Stated problem: Each entry below should be returned exactly as is, with the pictures removed.
▶
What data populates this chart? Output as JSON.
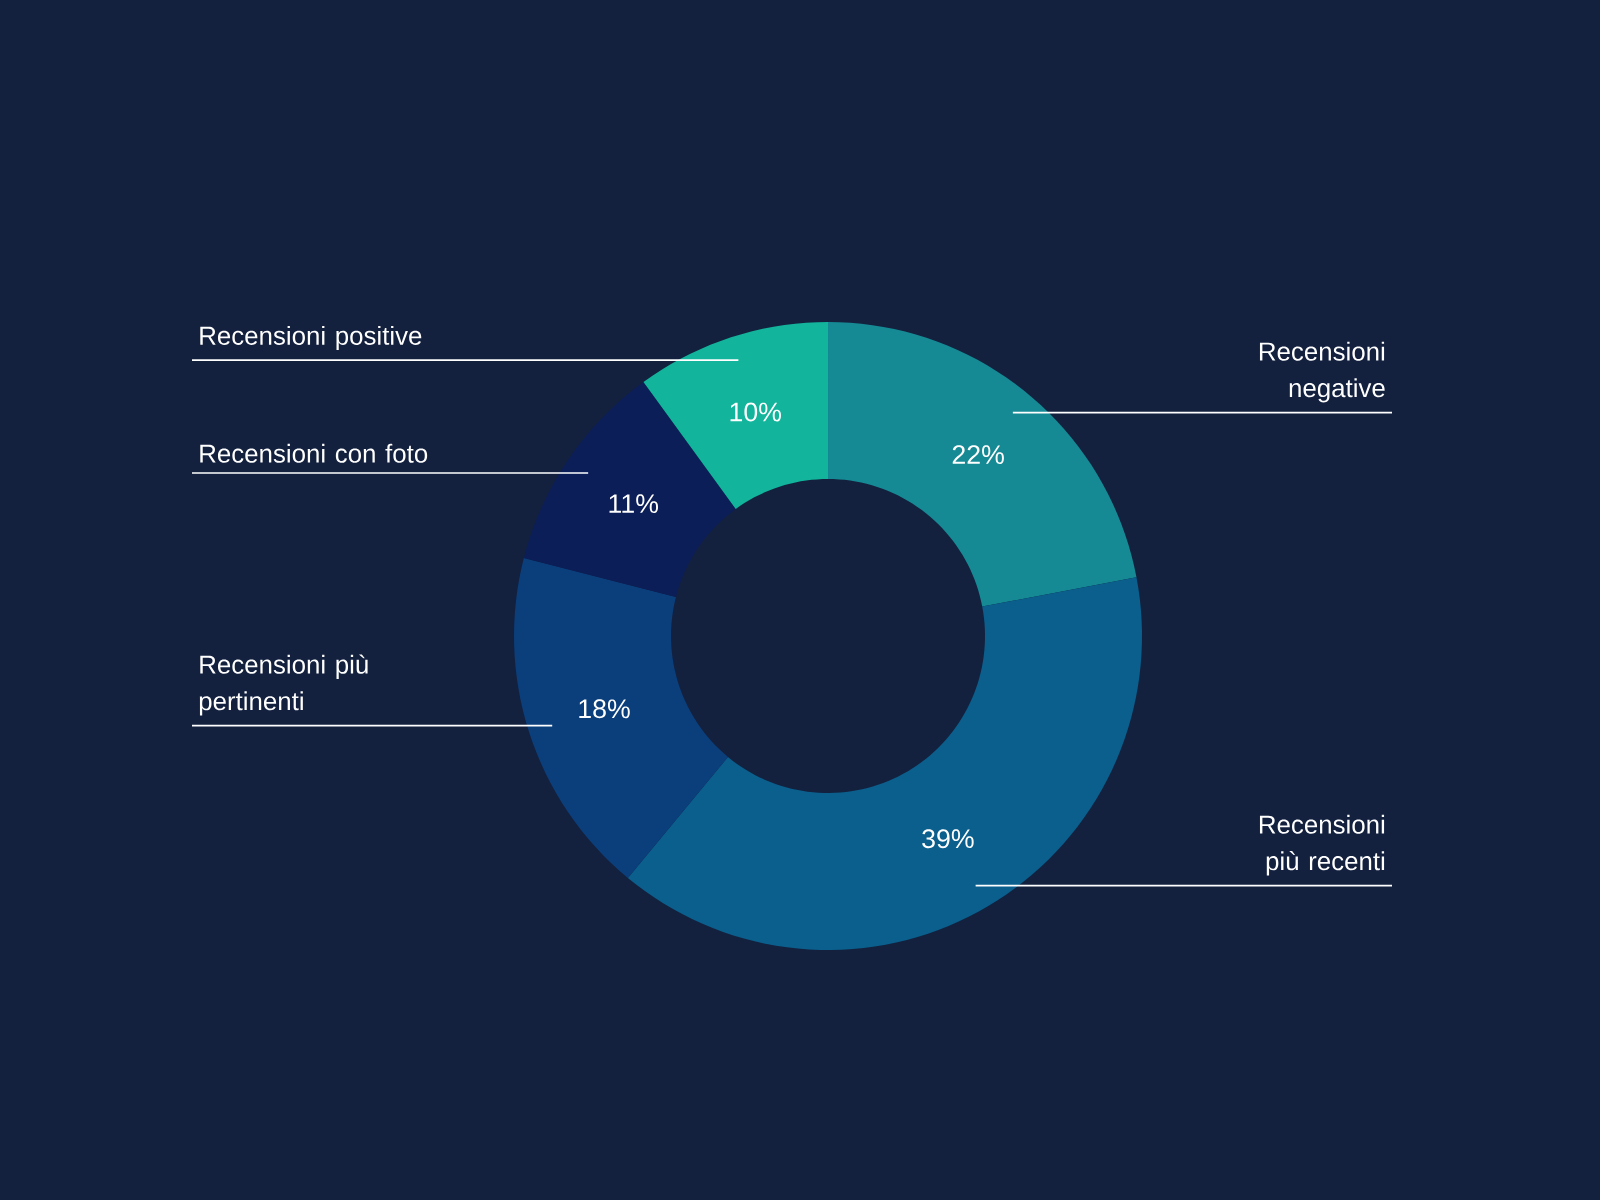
{
  "chart_data": {
    "type": "donut",
    "categories": [
      "Recensioni negative",
      "Recensioni più recenti",
      "Recensioni più pertinenti",
      "Recensioni con foto",
      "Recensioni positive"
    ],
    "values": [
      22,
      39,
      18,
      11,
      10
    ],
    "value_labels": [
      "22%",
      "39%",
      "18%",
      "11%",
      "10%"
    ],
    "colors": [
      "#168a94",
      "#0a5f8c",
      "#0b3f7c",
      "#0b1e58",
      "#12b49b"
    ]
  }
}
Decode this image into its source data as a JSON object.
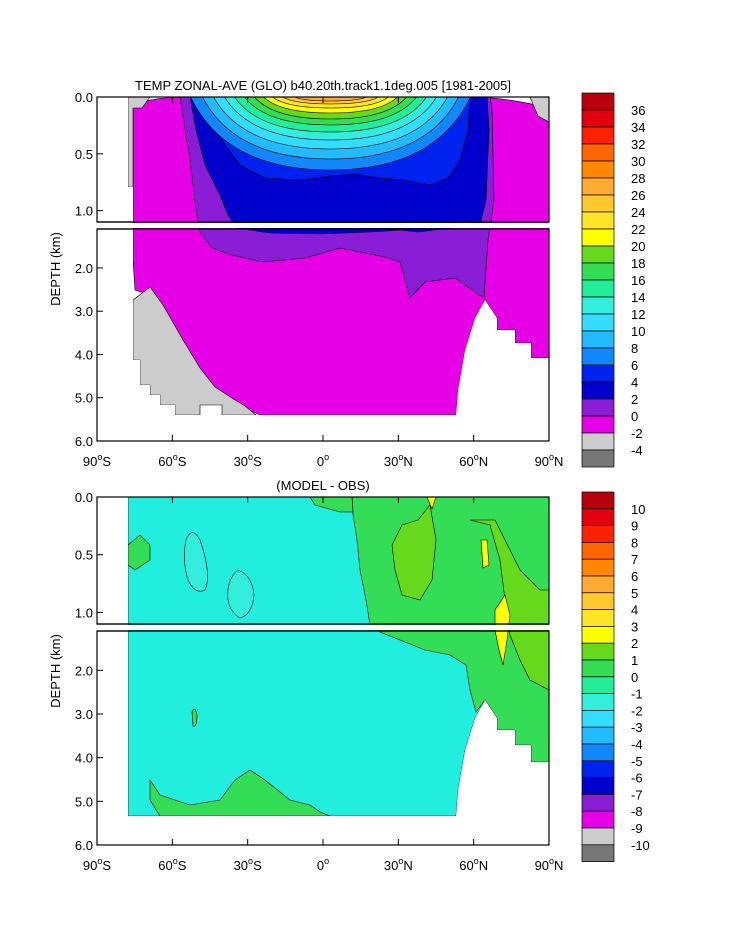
◀
Exercise output:
What data populates this chart? Output as JSON.
{
  "chart_data": {
    "type": "donut",
    "categories": [
      "Recensioni negative",
      "Recensioni più recenti",
      "Recensioni più pertinenti",
      "Recensioni con foto",
      "Recensioni positive"
    ],
    "values": [
      22,
      39,
      18,
      11,
      10
    ],
    "value_labels": [
      "22%",
      "39%",
      "18%",
      "11%",
      "10%"
    ],
    "colors": [
      "#168a94",
      "#0a5f8c",
      "#0b3f7c",
      "#0b1e58",
      "#12b49b"
    ]
  }
}
Decode this image into its source data as a JSON object.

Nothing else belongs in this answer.